DATA TO PROCESS:
--------------------------------------------------

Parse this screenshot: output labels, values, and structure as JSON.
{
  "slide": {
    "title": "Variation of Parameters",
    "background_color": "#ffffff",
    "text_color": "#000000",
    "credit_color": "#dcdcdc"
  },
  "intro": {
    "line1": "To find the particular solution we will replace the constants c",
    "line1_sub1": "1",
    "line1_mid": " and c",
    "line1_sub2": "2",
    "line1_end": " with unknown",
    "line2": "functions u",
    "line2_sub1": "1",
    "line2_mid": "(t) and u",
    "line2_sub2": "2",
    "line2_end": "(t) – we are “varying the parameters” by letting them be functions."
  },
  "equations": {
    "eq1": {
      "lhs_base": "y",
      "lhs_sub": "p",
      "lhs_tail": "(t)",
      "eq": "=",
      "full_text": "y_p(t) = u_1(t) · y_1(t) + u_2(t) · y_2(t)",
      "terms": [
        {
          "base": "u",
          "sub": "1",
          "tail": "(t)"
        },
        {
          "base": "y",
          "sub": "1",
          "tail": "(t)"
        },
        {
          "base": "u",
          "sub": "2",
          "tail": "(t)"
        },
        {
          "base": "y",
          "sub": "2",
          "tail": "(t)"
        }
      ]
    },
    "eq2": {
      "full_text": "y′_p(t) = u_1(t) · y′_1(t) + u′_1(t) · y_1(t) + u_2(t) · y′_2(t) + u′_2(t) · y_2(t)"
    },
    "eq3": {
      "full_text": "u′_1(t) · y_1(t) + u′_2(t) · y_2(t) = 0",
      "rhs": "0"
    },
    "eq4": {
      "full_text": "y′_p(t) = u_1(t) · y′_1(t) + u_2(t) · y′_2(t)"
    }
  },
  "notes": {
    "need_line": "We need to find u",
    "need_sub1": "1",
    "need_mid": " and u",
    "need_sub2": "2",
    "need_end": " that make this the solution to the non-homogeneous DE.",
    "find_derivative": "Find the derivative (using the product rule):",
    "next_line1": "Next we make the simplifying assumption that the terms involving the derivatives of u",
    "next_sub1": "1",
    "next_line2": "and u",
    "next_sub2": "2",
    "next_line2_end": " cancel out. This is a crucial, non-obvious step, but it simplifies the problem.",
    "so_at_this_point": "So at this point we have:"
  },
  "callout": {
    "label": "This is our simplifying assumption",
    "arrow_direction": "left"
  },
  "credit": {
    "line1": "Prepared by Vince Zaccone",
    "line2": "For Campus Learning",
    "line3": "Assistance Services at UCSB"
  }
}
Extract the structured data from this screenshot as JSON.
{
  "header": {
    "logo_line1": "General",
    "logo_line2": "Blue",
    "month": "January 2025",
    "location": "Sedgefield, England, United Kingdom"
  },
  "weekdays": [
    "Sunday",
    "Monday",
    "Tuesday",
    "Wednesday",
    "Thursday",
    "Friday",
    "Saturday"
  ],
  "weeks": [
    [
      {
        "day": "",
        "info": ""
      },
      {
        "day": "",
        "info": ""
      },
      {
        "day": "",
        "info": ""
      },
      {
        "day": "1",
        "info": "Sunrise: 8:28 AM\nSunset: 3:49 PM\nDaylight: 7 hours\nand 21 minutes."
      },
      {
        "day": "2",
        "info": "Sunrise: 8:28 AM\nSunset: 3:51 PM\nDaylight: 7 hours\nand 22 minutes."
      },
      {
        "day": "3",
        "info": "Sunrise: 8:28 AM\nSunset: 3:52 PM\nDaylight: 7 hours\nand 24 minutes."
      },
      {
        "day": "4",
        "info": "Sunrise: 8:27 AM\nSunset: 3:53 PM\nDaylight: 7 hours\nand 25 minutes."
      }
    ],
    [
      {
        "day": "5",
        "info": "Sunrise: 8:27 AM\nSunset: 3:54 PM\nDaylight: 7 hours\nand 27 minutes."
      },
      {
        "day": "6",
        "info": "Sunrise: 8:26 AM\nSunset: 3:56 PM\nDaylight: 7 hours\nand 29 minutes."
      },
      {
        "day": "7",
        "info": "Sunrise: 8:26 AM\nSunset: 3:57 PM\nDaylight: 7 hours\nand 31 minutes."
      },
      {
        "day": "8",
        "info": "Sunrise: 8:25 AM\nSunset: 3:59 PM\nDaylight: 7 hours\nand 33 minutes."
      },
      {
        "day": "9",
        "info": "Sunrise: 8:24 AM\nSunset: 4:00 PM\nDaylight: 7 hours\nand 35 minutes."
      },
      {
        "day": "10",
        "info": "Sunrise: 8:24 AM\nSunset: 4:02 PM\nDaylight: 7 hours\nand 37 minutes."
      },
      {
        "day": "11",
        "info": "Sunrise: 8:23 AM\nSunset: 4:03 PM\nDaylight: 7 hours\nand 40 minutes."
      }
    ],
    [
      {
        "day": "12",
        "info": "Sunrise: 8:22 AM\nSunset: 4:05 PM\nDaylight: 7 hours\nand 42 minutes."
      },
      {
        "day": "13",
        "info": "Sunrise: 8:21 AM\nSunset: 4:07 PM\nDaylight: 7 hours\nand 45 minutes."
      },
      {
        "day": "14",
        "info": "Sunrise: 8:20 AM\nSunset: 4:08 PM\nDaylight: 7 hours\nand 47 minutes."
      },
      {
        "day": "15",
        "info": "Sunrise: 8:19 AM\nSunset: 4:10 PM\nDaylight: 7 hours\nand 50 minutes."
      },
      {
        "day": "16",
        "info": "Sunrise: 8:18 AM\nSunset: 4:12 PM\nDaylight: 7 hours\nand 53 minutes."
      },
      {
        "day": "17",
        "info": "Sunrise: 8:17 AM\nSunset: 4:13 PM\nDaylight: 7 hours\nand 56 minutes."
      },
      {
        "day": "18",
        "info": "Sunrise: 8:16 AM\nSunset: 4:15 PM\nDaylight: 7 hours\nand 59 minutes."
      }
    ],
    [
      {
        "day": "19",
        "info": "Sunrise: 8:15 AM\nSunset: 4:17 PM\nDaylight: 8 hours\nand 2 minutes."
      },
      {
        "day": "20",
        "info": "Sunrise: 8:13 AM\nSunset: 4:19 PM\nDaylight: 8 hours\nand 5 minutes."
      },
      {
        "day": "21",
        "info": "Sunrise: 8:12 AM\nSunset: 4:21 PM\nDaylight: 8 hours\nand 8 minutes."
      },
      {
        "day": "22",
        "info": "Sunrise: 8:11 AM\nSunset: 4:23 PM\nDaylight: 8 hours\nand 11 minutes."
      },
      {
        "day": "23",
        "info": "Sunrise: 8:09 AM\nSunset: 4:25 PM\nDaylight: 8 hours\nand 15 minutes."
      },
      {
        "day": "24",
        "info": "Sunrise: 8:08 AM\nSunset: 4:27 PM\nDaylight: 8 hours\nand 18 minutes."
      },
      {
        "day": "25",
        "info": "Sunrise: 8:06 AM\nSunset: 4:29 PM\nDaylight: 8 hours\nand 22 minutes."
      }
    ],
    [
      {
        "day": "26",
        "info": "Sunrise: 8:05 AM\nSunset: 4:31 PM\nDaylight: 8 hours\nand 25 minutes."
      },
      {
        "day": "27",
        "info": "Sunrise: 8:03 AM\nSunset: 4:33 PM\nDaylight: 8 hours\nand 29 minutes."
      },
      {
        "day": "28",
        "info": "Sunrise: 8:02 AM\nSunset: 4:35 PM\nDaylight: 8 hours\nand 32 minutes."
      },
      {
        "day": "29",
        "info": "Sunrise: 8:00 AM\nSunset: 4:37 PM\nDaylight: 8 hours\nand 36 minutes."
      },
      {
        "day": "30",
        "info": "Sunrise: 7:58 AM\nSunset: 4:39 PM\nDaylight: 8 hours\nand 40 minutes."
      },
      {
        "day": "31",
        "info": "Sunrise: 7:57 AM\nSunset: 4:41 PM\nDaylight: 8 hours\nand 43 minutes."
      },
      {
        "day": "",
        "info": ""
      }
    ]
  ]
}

--------------------------------------------------

Identify all lines in the records above with the word "JSON".

Parse this screenshot: output labels, values, and structure as JSON.
Extract the structured data from this screenshot as JSON.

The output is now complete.